GIVEN INFORMATION

- - - - -

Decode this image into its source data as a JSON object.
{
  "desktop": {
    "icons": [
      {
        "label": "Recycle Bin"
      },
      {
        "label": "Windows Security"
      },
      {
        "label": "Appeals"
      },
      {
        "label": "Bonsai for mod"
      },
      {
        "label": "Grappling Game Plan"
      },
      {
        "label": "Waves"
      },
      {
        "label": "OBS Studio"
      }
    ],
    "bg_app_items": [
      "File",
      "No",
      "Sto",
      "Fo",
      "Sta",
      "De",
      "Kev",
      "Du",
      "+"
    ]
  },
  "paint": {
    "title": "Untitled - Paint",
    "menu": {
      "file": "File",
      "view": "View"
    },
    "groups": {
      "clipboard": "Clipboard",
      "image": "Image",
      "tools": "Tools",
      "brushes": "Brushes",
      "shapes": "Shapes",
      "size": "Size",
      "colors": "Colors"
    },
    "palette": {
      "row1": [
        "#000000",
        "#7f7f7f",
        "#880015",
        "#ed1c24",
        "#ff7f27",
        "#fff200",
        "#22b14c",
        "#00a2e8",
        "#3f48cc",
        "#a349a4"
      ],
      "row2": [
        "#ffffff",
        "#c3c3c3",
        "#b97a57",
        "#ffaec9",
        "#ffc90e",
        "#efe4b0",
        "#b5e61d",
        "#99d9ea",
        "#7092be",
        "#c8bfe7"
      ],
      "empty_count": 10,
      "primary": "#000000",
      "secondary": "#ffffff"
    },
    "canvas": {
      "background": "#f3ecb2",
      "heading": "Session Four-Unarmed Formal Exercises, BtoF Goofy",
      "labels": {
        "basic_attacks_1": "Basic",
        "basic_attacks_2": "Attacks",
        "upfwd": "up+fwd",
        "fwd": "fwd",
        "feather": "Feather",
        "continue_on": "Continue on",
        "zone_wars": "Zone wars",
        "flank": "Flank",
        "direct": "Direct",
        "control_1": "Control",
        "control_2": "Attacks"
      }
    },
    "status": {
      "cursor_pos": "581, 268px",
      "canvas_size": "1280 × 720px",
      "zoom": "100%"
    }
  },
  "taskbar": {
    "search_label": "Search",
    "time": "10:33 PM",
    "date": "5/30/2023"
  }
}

- - - - -

TO DO
Reproduce each record exactly, leaving nothing out.

EXPECTED OUTPUT
Decode this image into its source data as a JSON object.
{
  "desktop": {
    "icons": [
      {
        "label": "Recycle Bin"
      },
      {
        "label": "Windows Security"
      },
      {
        "label": "Appeals"
      },
      {
        "label": "Bonsai for mod"
      },
      {
        "label": "Grappling Game Plan"
      },
      {
        "label": "Waves"
      },
      {
        "label": "OBS Studio"
      }
    ],
    "bg_app_items": [
      "File",
      "No",
      "Sto",
      "Fo",
      "Sta",
      "De",
      "Kev",
      "Du",
      "+"
    ]
  },
  "paint": {
    "title": "Untitled - Paint",
    "menu": {
      "file": "File",
      "view": "View"
    },
    "groups": {
      "clipboard": "Clipboard",
      "image": "Image",
      "tools": "Tools",
      "brushes": "Brushes",
      "shapes": "Shapes",
      "size": "Size",
      "colors": "Colors"
    },
    "palette": {
      "row1": [
        "#000000",
        "#7f7f7f",
        "#880015",
        "#ed1c24",
        "#ff7f27",
        "#fff200",
        "#22b14c",
        "#00a2e8",
        "#3f48cc",
        "#a349a4"
      ],
      "row2": [
        "#ffffff",
        "#c3c3c3",
        "#b97a57",
        "#ffaec9",
        "#ffc90e",
        "#efe4b0",
        "#b5e61d",
        "#99d9ea",
        "#7092be",
        "#c8bfe7"
      ],
      "empty_count": 10,
      "primary": "#000000",
      "secondary": "#ffffff"
    },
    "canvas": {
      "background": "#f3ecb2",
      "heading": "Session Four-Unarmed Formal Exercises, BtoF Goofy",
      "labels": {
        "basic_attacks_1": "Basic",
        "basic_attacks_2": "Attacks",
        "upfwd": "up+fwd",
        "fwd": "fwd",
        "feather": "Feather",
        "continue_on": "Continue on",
        "zone_wars": "Zone wars",
        "flank": "Flank",
        "direct": "Direct",
        "control_1": "Control",
        "control_2": "Attacks"
      }
    },
    "status": {
      "cursor_pos": "581, 268px",
      "canvas_size": "1280 × 720px",
      "zoom": "100%"
    }
  },
  "taskbar": {
    "search_label": "Search",
    "time": "10:33 PM",
    "date": "5/30/2023"
  }
}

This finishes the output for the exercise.